### [DO THIS]
List every line below containing "Input".

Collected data
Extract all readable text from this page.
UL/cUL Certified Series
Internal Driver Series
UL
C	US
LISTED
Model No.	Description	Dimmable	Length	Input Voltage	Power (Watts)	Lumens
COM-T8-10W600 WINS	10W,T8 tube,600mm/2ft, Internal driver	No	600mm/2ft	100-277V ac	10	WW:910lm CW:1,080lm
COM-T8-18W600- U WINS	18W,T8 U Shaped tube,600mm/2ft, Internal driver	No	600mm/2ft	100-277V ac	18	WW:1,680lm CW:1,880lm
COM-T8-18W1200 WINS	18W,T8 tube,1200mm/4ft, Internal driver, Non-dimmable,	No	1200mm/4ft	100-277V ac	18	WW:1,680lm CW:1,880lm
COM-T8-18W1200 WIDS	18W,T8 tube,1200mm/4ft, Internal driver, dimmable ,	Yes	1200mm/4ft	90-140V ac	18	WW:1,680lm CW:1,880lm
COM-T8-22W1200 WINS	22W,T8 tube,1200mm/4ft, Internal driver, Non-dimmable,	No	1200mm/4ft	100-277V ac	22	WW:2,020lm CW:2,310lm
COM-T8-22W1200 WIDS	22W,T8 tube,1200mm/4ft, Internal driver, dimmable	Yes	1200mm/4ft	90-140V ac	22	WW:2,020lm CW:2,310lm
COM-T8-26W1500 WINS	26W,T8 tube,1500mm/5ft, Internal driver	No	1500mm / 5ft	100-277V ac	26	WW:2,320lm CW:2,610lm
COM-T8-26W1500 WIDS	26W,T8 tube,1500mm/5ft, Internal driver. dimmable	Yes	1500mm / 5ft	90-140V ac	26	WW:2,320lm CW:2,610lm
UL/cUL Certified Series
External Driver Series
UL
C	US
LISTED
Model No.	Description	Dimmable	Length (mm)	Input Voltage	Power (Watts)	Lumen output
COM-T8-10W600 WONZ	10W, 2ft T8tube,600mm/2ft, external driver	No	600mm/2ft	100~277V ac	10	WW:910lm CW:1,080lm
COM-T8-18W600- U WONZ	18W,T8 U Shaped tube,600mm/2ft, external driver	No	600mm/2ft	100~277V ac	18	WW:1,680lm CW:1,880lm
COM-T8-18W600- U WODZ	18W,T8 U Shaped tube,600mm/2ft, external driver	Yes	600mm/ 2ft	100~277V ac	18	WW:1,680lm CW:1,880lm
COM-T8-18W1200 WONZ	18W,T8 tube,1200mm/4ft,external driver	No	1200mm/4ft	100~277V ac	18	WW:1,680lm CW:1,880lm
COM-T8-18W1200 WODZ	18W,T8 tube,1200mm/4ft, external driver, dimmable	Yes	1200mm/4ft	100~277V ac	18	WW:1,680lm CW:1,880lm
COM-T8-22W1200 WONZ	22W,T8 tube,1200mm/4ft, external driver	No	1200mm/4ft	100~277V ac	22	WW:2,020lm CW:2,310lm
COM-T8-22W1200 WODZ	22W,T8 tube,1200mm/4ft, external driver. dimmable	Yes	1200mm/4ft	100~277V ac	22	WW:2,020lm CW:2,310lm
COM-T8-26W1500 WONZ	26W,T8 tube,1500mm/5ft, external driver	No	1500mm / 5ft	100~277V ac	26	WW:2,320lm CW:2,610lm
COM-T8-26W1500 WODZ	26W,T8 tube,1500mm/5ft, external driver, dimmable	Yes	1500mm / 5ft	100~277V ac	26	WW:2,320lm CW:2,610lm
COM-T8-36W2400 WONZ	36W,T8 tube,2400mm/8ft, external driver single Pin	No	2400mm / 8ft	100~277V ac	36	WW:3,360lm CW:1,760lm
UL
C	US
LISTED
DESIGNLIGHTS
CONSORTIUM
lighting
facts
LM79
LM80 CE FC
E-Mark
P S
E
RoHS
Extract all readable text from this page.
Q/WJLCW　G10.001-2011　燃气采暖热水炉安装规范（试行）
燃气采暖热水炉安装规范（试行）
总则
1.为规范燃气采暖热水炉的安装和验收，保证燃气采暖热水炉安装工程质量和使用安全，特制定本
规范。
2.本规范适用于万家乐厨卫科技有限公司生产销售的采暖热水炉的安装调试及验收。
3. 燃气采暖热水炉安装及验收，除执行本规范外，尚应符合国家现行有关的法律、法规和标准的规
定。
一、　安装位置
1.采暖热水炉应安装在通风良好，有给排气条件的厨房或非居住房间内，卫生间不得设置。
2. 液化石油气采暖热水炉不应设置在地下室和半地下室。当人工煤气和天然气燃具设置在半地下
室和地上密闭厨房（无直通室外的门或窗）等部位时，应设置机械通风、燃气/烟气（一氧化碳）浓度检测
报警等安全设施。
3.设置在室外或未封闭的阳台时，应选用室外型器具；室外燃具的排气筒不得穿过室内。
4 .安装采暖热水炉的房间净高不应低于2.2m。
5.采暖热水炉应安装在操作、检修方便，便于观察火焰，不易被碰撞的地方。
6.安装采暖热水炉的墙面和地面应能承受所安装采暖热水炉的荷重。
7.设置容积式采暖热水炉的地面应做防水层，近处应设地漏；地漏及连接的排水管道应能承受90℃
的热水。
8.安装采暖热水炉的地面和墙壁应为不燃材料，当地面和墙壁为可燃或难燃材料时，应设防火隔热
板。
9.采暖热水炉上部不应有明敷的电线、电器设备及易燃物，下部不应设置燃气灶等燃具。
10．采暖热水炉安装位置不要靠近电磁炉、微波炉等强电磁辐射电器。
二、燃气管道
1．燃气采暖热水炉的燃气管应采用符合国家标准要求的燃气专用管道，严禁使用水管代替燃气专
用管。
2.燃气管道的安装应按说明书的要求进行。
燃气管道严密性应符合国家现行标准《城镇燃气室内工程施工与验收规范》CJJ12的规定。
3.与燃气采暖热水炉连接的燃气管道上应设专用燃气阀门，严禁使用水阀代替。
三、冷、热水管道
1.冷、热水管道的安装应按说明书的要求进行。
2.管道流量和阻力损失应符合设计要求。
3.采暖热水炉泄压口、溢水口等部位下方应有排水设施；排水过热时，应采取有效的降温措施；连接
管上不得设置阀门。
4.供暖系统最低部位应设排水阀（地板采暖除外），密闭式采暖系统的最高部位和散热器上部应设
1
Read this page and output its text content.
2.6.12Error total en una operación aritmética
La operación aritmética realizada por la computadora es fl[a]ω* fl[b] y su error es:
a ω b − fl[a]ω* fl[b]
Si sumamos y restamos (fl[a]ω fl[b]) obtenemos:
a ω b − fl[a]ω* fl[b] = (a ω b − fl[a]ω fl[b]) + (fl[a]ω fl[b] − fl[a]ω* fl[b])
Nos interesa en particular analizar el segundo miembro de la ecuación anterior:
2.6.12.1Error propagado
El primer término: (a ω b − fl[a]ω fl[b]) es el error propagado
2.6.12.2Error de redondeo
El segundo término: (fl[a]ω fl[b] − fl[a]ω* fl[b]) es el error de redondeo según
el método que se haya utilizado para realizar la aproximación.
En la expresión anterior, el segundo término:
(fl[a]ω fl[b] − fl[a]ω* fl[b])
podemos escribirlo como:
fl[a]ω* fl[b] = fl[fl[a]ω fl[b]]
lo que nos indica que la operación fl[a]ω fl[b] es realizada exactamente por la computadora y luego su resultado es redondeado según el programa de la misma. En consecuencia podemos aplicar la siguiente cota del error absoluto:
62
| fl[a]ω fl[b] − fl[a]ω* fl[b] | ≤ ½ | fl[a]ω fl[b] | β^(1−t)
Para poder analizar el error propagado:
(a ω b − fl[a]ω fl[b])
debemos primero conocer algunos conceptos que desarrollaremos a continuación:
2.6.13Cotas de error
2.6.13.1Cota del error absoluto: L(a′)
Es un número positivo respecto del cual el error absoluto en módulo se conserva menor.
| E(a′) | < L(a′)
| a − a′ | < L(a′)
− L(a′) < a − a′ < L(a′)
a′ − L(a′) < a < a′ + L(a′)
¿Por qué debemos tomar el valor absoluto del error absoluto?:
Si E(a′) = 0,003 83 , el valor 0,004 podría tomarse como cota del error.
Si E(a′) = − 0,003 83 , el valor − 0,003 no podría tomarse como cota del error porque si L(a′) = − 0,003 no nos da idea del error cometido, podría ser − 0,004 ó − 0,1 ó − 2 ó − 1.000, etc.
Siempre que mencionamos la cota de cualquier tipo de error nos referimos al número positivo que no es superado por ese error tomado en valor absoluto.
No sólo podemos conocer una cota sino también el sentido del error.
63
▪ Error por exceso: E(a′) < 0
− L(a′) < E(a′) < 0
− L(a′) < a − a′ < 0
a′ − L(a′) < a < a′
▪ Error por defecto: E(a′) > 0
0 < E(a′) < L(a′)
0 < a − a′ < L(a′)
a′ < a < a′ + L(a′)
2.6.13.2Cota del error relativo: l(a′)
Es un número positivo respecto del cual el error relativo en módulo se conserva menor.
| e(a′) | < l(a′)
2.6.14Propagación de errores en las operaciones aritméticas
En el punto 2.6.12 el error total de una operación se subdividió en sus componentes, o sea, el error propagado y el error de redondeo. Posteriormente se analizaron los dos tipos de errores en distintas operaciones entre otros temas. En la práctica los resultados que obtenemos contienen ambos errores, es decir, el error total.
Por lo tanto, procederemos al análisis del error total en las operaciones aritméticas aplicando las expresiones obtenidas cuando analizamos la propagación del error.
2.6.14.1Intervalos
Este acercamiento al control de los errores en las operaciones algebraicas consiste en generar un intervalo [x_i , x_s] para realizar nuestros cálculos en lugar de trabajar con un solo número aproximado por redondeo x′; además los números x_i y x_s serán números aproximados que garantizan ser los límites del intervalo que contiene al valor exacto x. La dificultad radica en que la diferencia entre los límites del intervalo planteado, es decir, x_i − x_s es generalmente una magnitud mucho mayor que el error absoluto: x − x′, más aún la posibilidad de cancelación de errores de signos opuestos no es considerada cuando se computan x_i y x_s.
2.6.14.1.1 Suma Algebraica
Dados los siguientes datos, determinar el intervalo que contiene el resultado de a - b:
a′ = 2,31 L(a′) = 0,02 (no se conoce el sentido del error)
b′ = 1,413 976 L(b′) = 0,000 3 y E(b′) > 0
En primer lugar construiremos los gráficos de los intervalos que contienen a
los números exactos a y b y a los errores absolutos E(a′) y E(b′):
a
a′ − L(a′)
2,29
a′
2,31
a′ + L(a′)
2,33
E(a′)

### [OUTPUT BELOW]
Model No.	Description	Dimmable	Length	Input Voltage	Power (Watts)	Lumens
Model No.	Description	Dimmable	Length (mm)	Input Voltage	Power (Watts)	Lumen output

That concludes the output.